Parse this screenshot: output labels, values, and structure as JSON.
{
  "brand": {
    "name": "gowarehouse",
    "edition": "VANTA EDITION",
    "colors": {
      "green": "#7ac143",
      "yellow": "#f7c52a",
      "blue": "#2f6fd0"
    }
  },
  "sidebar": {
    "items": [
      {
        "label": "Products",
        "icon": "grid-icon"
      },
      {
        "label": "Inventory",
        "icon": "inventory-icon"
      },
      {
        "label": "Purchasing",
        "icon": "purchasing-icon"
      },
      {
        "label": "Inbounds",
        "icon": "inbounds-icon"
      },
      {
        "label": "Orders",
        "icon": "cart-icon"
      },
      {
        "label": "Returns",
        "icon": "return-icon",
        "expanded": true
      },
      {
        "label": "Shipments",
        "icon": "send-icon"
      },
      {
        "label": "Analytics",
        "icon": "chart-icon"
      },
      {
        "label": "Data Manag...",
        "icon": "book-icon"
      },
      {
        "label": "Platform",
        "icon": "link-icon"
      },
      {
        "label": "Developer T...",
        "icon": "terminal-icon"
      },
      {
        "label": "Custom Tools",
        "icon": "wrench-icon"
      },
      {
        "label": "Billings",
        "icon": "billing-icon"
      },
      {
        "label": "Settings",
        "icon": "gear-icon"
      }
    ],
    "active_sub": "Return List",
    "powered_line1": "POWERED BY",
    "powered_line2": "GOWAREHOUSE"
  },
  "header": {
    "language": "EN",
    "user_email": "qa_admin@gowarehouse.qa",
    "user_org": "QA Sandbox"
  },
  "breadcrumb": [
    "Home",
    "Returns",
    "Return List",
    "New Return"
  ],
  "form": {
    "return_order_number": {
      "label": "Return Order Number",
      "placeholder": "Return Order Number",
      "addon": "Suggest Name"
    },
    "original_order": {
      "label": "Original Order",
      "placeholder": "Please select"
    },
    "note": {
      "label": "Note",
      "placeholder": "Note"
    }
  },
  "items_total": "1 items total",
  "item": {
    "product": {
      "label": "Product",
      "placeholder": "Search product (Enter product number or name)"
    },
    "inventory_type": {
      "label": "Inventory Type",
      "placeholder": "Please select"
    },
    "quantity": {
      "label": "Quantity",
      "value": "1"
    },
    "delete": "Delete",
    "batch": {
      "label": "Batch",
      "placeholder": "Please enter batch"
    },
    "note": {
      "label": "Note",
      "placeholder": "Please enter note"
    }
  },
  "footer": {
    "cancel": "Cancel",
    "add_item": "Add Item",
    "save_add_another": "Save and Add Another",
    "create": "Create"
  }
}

= = =

[Exercise aim]: Within the material above, find the lines that contain the word "Please"; copy them.

[Output for this exercise]:
      "placeholder": "Please select"
      "placeholder": "Please select"
      "placeholder": "Please enter batch"
      "placeholder": "Please enter note"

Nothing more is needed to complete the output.